Rewrite all of the records below, replacing every "Food and beverage" with "Food and drink" and leaving everything else unchanged. Leave the pictures out of your answer.

### [Task inputs]

- - -

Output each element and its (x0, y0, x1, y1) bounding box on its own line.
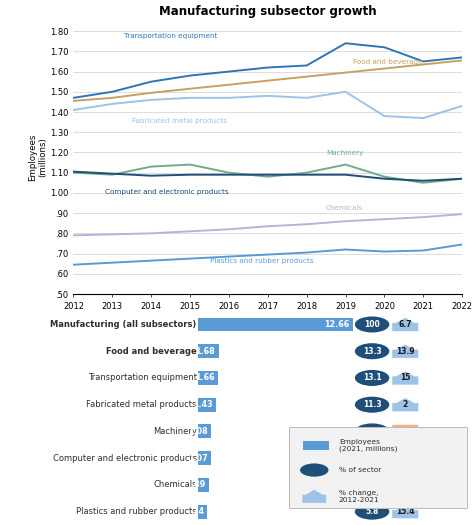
Polygon shape (392, 505, 418, 518)
Bar (198, 425, 211, 438)
Text: Fabricated metal products: Fabricated metal products (86, 400, 197, 409)
Text: Food and beverage: Food and beverage (106, 346, 197, 356)
Text: Machinery: Machinery (153, 427, 197, 436)
Circle shape (355, 343, 389, 359)
Text: Machinery: Machinery (326, 151, 364, 156)
Text: 6.7: 6.7 (399, 320, 412, 329)
Text: 1.66: 1.66 (195, 373, 215, 382)
Y-axis label: Employees
(millions): Employees (millions) (28, 134, 47, 181)
Text: -1.3: -1.3 (397, 427, 413, 436)
FancyBboxPatch shape (289, 427, 467, 508)
Circle shape (300, 464, 328, 477)
Circle shape (355, 503, 389, 520)
Text: 8.5: 8.5 (365, 427, 379, 436)
Text: Chemicals: Chemicals (153, 480, 197, 489)
Text: 1.07: 1.07 (188, 454, 208, 463)
Text: Transportation equipment: Transportation equipment (88, 373, 197, 382)
Text: Manufacturing (all subsectors): Manufacturing (all subsectors) (50, 320, 197, 329)
Text: 13.3: 13.3 (363, 346, 382, 356)
Title: Manufacturing subsector growth: Manufacturing subsector growth (159, 5, 377, 18)
Circle shape (355, 423, 389, 439)
Text: 15.4: 15.4 (396, 507, 415, 516)
Circle shape (355, 317, 389, 332)
Text: 13.9: 13.9 (396, 346, 415, 356)
Text: 8.5: 8.5 (365, 454, 379, 463)
Circle shape (355, 477, 389, 493)
Text: 13.1: 13.1 (363, 373, 382, 382)
Text: Food and beverage: Food and beverage (353, 59, 423, 66)
Text: Plastics and rubber products: Plastics and rubber products (210, 258, 313, 264)
Text: 1.68: 1.68 (196, 346, 215, 356)
Polygon shape (302, 490, 326, 503)
Polygon shape (392, 425, 418, 438)
Circle shape (355, 450, 389, 466)
Bar (198, 478, 209, 492)
Bar (303, 441, 329, 449)
Polygon shape (392, 344, 418, 358)
Text: % of sector: % of sector (339, 467, 381, 473)
Text: Employees
(2021, millions): Employees (2021, millions) (339, 439, 397, 452)
Text: 13.8: 13.8 (396, 480, 415, 489)
Text: 11.3: 11.3 (363, 400, 382, 409)
Polygon shape (392, 318, 418, 331)
Bar (198, 451, 211, 465)
Bar (198, 318, 353, 331)
Text: -2.7: -2.7 (397, 454, 414, 463)
Text: 12.66: 12.66 (325, 320, 350, 329)
Bar (198, 371, 219, 385)
Bar (198, 398, 216, 412)
Bar (198, 505, 207, 519)
Polygon shape (392, 452, 418, 465)
Text: 1.08: 1.08 (188, 427, 208, 436)
Text: 5.8: 5.8 (365, 507, 379, 516)
Text: Computer and electronic products: Computer and electronic products (105, 189, 228, 195)
Text: 100: 100 (364, 320, 380, 329)
Bar (198, 344, 219, 358)
Text: Fabricated metal products: Fabricated metal products (132, 118, 227, 124)
Text: 15: 15 (400, 373, 410, 382)
Text: 2: 2 (402, 400, 408, 409)
Circle shape (355, 370, 389, 386)
Text: .74: .74 (190, 507, 204, 516)
Text: Transportation equipment: Transportation equipment (124, 33, 218, 39)
Polygon shape (392, 371, 418, 385)
Polygon shape (392, 478, 418, 491)
Text: Computer and electronic products: Computer and electronic products (53, 454, 197, 463)
Text: Plastics and rubber products: Plastics and rubber products (76, 507, 197, 516)
Polygon shape (392, 398, 418, 412)
Circle shape (355, 397, 389, 413)
Text: % change,
2012-2021: % change, 2012-2021 (339, 490, 380, 503)
Text: 1.43: 1.43 (193, 400, 212, 409)
Text: 7: 7 (369, 480, 375, 489)
Text: Chemicals: Chemicals (326, 205, 363, 211)
Text: .89: .89 (191, 480, 206, 489)
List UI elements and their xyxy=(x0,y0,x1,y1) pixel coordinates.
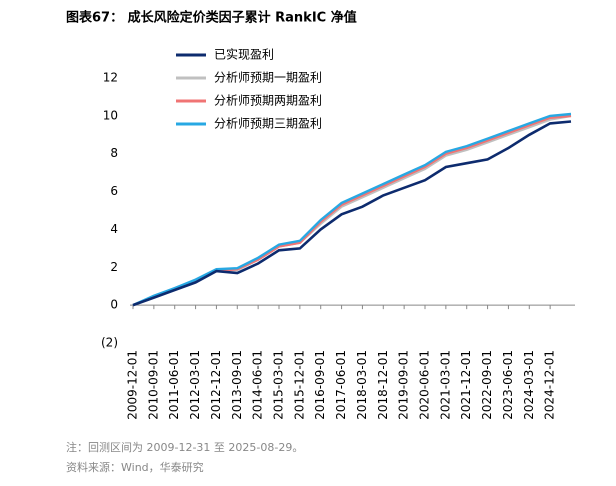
y-tick-label: 6 xyxy=(110,184,118,198)
legend-label: 已实现盈利 xyxy=(214,47,274,62)
chart-title: 图表67： 成长风险定价类因子累计 RankIC 净值 xyxy=(66,10,357,26)
x-tick-label: 2018-12-01 xyxy=(376,350,390,420)
x-tick-label: 2013-09-01 xyxy=(230,350,244,420)
x-tick-label: 2017-06-01 xyxy=(334,350,348,420)
x-tick-label: 2012-12-01 xyxy=(209,350,223,420)
x-tick-label: 2014-06-01 xyxy=(251,350,265,420)
x-tick-label: 2010-09-01 xyxy=(146,350,160,420)
line-series xyxy=(132,112,572,307)
x-tick-label: 2024-03-01 xyxy=(522,350,536,420)
legend-label: 分析师预期三期盈利 xyxy=(214,117,322,131)
y-tick-label: 8 xyxy=(110,146,118,160)
y-tick-label: 4 xyxy=(110,222,118,236)
y-tick-label: (2) xyxy=(101,336,118,350)
note: 注：回测区间为 2009-12-31 至 2025-08-29。 xyxy=(66,440,303,454)
x-tick-label: 2023-06-01 xyxy=(501,350,515,420)
y-tick-label: 10 xyxy=(103,108,118,122)
legend-label: 分析师预期一期盈利 xyxy=(214,71,322,85)
y-tick-label: 12 xyxy=(103,71,118,85)
x-tick-label: 2021-12-01 xyxy=(459,350,473,420)
x-tick-label: 2011-06-01 xyxy=(167,350,181,420)
x-tick-label: 2020-06-01 xyxy=(418,350,432,420)
x-tick-label: 2016-09-01 xyxy=(313,350,327,420)
x-tick-label: 2009-12-01 xyxy=(126,350,140,420)
x-tick-label: 2021-03-01 xyxy=(438,350,452,420)
x-tick-label: 2012-03-01 xyxy=(188,350,202,420)
x-tick-label: 2015-12-01 xyxy=(292,350,306,420)
y-tick-label: 2 xyxy=(110,260,118,274)
y-tick-label: 0 xyxy=(110,298,118,312)
x-tick-label: 2024-12-01 xyxy=(543,350,557,420)
line-series xyxy=(132,120,572,307)
legend-label: 分析师预期两期盈利 xyxy=(214,94,322,108)
x-tick-label: 2015-03-01 xyxy=(272,350,286,420)
source: 资料来源：Wind，华泰研究 xyxy=(66,460,204,474)
x-tick-label: 2018-03-01 xyxy=(355,350,369,420)
x-tick-label: 2019-09-01 xyxy=(397,350,411,420)
x-tick-label: 2022-09-01 xyxy=(480,350,494,420)
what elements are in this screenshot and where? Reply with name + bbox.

- - -

### [Response to this task]
Output each element and its (x0, y0, x1, y1) bounding box on its own line.
Polygon shape (392, 505, 418, 518)
Bar (198, 425, 211, 438)
Text: Fabricated metal products: Fabricated metal products (86, 400, 197, 409)
Text: Food and drink: Food and drink (106, 346, 197, 356)
Text: Machinery: Machinery (153, 427, 197, 436)
Circle shape (355, 343, 389, 359)
Text: Machinery: Machinery (326, 151, 364, 156)
Text: 6.7: 6.7 (399, 320, 412, 329)
Text: 1.66: 1.66 (195, 373, 215, 382)
Y-axis label: Employees
(millions): Employees (millions) (28, 134, 47, 181)
Text: -1.3: -1.3 (397, 427, 413, 436)
FancyBboxPatch shape (289, 427, 467, 508)
Circle shape (300, 464, 328, 477)
Circle shape (355, 503, 389, 520)
Text: 8.5: 8.5 (365, 427, 379, 436)
Text: Chemicals: Chemicals (153, 480, 197, 489)
Text: 1.07: 1.07 (188, 454, 208, 463)
Text: Transportation equipment: Transportation equipment (88, 373, 197, 382)
Text: Manufacturing (all subsectors): Manufacturing (all subsectors) (50, 320, 197, 329)
Text: 13.3: 13.3 (363, 346, 382, 356)
Title: Manufacturing subsector growth: Manufacturing subsector growth (159, 5, 377, 18)
Circle shape (355, 423, 389, 439)
Text: 15.4: 15.4 (396, 507, 415, 516)
Circle shape (355, 317, 389, 332)
Text: 13.9: 13.9 (396, 346, 415, 356)
Text: 8.5: 8.5 (365, 454, 379, 463)
Circle shape (355, 477, 389, 493)
Text: 13.1: 13.1 (363, 373, 382, 382)
Text: Food and drink: Food and drink (353, 59, 423, 66)
Text: Plastics and rubber products: Plastics and rubber products (210, 258, 313, 264)
Text: 1.68: 1.68 (196, 346, 215, 356)
Polygon shape (302, 490, 326, 503)
Polygon shape (392, 425, 418, 438)
Circle shape (355, 450, 389, 466)
Bar (198, 478, 209, 492)
Bar (303, 441, 329, 449)
Polygon shape (392, 344, 418, 358)
Text: % of sector: % of sector (339, 467, 381, 473)
Text: Employees
(2021, millions): Employees (2021, millions) (339, 439, 397, 452)
Text: 13.8: 13.8 (396, 480, 415, 489)
Text: 11.3: 11.3 (363, 400, 382, 409)
Polygon shape (392, 318, 418, 331)
Bar (198, 451, 211, 465)
Bar (198, 318, 353, 331)
Text: -2.7: -2.7 (397, 454, 414, 463)
Text: 12.66: 12.66 (325, 320, 350, 329)
Bar (198, 371, 219, 385)
Bar (198, 398, 216, 412)
Bar (198, 505, 207, 519)
Polygon shape (392, 452, 418, 465)
Text: 1.08: 1.08 (188, 427, 208, 436)
Text: 5.8: 5.8 (365, 507, 379, 516)
Text: Computer and electronic products: Computer and electronic products (105, 189, 228, 195)
Text: 100: 100 (364, 320, 380, 329)
Bar (198, 344, 219, 358)
Text: Fabricated metal products: Fabricated metal products (132, 118, 227, 124)
Text: 15: 15 (400, 373, 410, 382)
Text: 2: 2 (402, 400, 408, 409)
Circle shape (355, 370, 389, 386)
Text: .74: .74 (190, 507, 204, 516)
Text: Transportation equipment: Transportation equipment (124, 33, 218, 39)
Polygon shape (392, 371, 418, 385)
Polygon shape (392, 478, 418, 491)
Text: Computer and electronic products: Computer and electronic products (53, 454, 197, 463)
Text: Plastics and rubber products: Plastics and rubber products (76, 507, 197, 516)
Polygon shape (392, 398, 418, 412)
Circle shape (355, 397, 389, 413)
Text: % change,
2012-2021: % change, 2012-2021 (339, 490, 380, 503)
Text: 1.43: 1.43 (193, 400, 212, 409)
Text: 7: 7 (369, 480, 375, 489)
Text: Chemicals: Chemicals (326, 205, 363, 211)
Text: .89: .89 (191, 480, 206, 489)
List UI elements and their xyxy=(x0,y0,x1,y1) pixel coordinates.
y-tick-label: 6 xyxy=(110,184,118,198)
legend-label: 已实现盈利 xyxy=(214,47,274,62)
chart-title: 图表67： 成长风险定价类因子累计 RankIC 净值 xyxy=(66,10,357,26)
x-tick-label: 2018-12-01 xyxy=(376,350,390,420)
x-tick-label: 2013-09-01 xyxy=(230,350,244,420)
x-tick-label: 2017-06-01 xyxy=(334,350,348,420)
x-tick-label: 2012-12-01 xyxy=(209,350,223,420)
x-tick-label: 2014-06-01 xyxy=(251,350,265,420)
x-tick-label: 2010-09-01 xyxy=(146,350,160,420)
line-series xyxy=(132,112,572,307)
x-tick-label: 2024-03-01 xyxy=(522,350,536,420)
legend-label: 分析师预期三期盈利 xyxy=(214,117,322,131)
y-tick-label: 8 xyxy=(110,146,118,160)
y-tick-label: 4 xyxy=(110,222,118,236)
y-tick-label: (2) xyxy=(101,336,118,350)
note: 注：回测区间为 2009-12-31 至 2025-08-29。 xyxy=(66,440,303,454)
x-tick-label: 2023-06-01 xyxy=(501,350,515,420)
y-tick-label: 10 xyxy=(103,108,118,122)
legend-label: 分析师预期一期盈利 xyxy=(214,71,322,85)
y-tick-label: 12 xyxy=(103,71,118,85)
x-tick-label: 2021-12-01 xyxy=(459,350,473,420)
x-tick-label: 2011-06-01 xyxy=(167,350,181,420)
x-tick-label: 2020-06-01 xyxy=(418,350,432,420)
x-tick-label: 2016-09-01 xyxy=(313,350,327,420)
x-tick-label: 2009-12-01 xyxy=(126,350,140,420)
x-tick-label: 2021-03-01 xyxy=(438,350,452,420)
x-tick-label: 2012-03-01 xyxy=(188,350,202,420)
x-tick-label: 2015-12-01 xyxy=(292,350,306,420)
y-tick-label: 2 xyxy=(110,260,118,274)
y-tick-label: 0 xyxy=(110,298,118,312)
x-tick-label: 2024-12-01 xyxy=(543,350,557,420)
line-series xyxy=(132,120,572,307)
legend-label: 分析师预期两期盈利 xyxy=(214,94,322,108)
x-tick-label: 2015-03-01 xyxy=(272,350,286,420)
source: 资料来源：Wind，华泰研究 xyxy=(66,460,204,474)
x-tick-label: 2018-03-01 xyxy=(355,350,369,420)
x-tick-label: 2019-09-01 xyxy=(397,350,411,420)
x-tick-label: 2022-09-01 xyxy=(480,350,494,420)
what elements are in this screenshot and where? Reply with name + bbox.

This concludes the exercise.